Dataset items:
____________

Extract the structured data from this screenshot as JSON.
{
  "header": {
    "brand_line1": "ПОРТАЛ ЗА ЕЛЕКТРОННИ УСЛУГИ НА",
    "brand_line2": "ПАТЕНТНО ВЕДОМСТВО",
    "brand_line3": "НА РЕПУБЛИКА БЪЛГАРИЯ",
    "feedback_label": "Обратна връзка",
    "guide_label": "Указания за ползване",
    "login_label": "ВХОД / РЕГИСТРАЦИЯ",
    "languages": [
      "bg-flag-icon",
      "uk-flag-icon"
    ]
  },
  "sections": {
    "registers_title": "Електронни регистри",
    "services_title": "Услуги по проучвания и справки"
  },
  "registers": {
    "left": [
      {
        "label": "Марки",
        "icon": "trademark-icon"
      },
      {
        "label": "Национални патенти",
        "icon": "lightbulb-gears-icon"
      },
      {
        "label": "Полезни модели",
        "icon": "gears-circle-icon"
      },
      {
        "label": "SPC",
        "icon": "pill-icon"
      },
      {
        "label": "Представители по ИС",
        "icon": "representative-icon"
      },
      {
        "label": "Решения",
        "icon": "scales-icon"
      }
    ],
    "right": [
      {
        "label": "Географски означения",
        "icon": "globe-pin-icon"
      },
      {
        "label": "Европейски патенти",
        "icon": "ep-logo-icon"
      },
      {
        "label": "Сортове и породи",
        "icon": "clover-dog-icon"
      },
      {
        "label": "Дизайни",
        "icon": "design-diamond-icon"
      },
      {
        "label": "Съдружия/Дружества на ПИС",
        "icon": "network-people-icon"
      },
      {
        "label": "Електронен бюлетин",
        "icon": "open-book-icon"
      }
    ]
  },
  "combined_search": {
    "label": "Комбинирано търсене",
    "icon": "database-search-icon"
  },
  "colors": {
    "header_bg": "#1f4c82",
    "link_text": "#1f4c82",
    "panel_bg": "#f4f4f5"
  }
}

____________

*Exercise goal:* Give every line of the material that includes the string "патенти".

*The reply:*
        "label": "Национални патенти",
        "label": "Европейски патенти",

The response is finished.